Extrait du document ▸
Françoise Mengin,
"La frontière sino-taiwanaise",
, 2011, [en ligne], consulté le
07/10/2024, URL : http://ceriscope.sciences-po.fr/content/part3/la-frontiere-sino-taiwanaise
1949 – 1978 : une frontière provinciale
Dès l’automne 1948, face à l’avancée des communistes, le dirigeant nationaliste Chiang Kai-shek (Jiang Jieshi) avait préparé l’exil sur l’île des institutions de la république, de l’armée, des membres du Parti nationaliste (Guomindang) n’ayant pas fait défection, des avoirs de la banque de Chine ou encore d’une partie substantielle des collections impériales du musée du Palais. Le 7 décembre 1949, le gouvernement nationaliste est officiellement transféré à Taiwan et le lendemain Taipei devient la nouvelle capitale provisoire de la république de Chine d’où Chiang Kai-shek devait préparer la reconquête du continent.
Si l’administration américaine n’était pas alors disposée à soutenir le régime nationaliste et envisageait même que Taiwan pût tomber aux mains des communistes, le déclenchement de la guerre de Corée décida Truman à envoyer la flotte américaine dans le détroit de Formose afin d’empêcher, tout à la fois, l’armée populaire de libération (APL) d’envahir Taiwan et les troupes nationalistes de repartir à l’assaut du continent, le président américain notifiant d’ailleurs à Chiang Kai-shek que celles-ci ne seraient pas autorisées à se joindre aux forces de l’ONU en Corée.
La continuité juridique de la république de Chine, fondée le 1er janvier 1912 au lendemain de la chute de l’Empire, était assurée, tandis que Taiwan, mais aussi l’archipel des Pescadores (Penghu) et ceux plus petits de Mazu (Matsu) et de Jinmen (Quemoy) situés à quelques encablures de la province continentale du Fujian, sont demeurés jusqu’à aujourd’hui sous le contrôle des autorités de Taipei. Seules les petites îles Dachen (Tachen) au large de la province du Zhejiang ont pu être récupérées par les communistes après que leur blocus par l’APL en décembre 1954 a conduit le président Eisenhower à obliger les forces nationalistes à les évacuer sous protection de la flotte américaine en février 1955.
Dès lors, la frontière entre les deux Chines devait être doublement appréhendée. En termes de contrôle effectif exercé par les autorités communistes et nationalistes, celle-ci passe à travers les eaux du détroit, d’une part, à travers les bras de mer séparant Mazu et Jinmen de la côte du Fujian, d’autre part. En termes juridiques, il n’existait qu’une seule Chine dont la frontière englobait le continent et Taiwan, chacun des deux régimes se prétendant représentatif de l’ensemble de la Chine et la communauté internationale soutenant cette fiction, que les chancelleries reconnussent Pékin (Moscou, New Delhi ou Londres notamment) ou Taipei (Tokyo ou Washington par exemple). En outre, membre fondateur de l’ONU, la république de Chine demeurait membre permanent du Conseil de sécurité, y représentant l’ensemble de la Chine, comme d’ailleurs dans la plupart des organisations interétatiques n’appartenant pas au bloc de l’Est. Pour Pékin, Taipei et la communauté internationale, la frontière « sino-taiwanaise » était donc une frontière provinciale.

Données affichées ▸

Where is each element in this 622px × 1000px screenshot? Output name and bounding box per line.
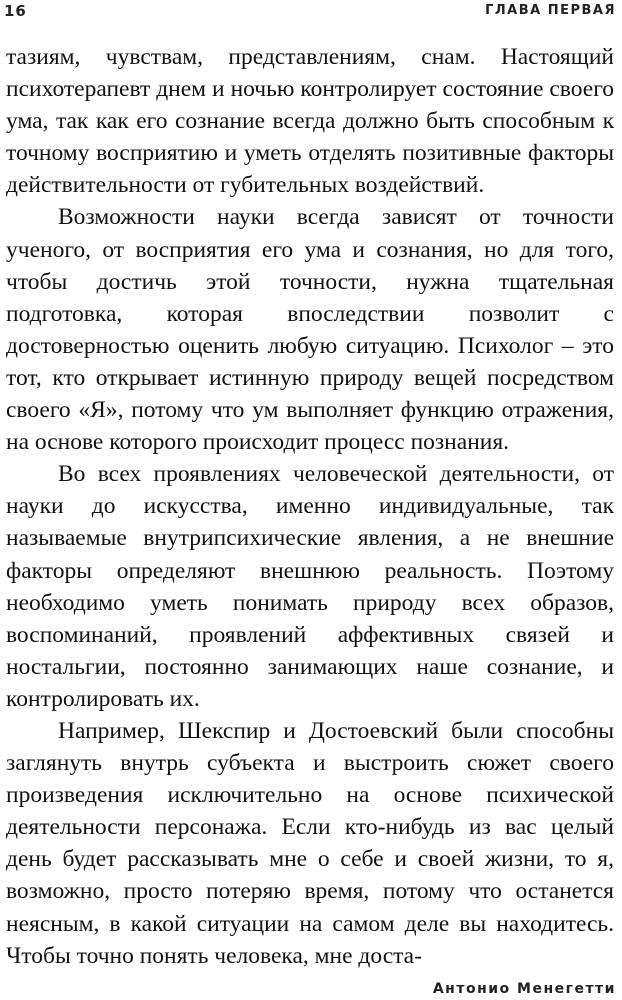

L'exercice ▸
Répondez aux questions suivantes à l'aide de l'extrait sur la frontière sino-taiwanaise.
(a) À quelle date le gouvernement nationaliste est-il officiellement transféré à Taiwan ?
(b) Quel événement décide Truman à envoyer la flotte américaine dans le détroit de Formose ?
(c) Quelles îles les communistes ont-ils pu récupérer ?
Le matériel présenté ici n'a aucun lien avec l'extrait sur la frontière sino-taiwanaise.

Corrigé ▸
(a) Le 7 décembre 1949.
(b) Le déclenchement de la guerre de Corée.
(c) Les petites îles Dachen (Tachen), au large de la province du Zhejiang.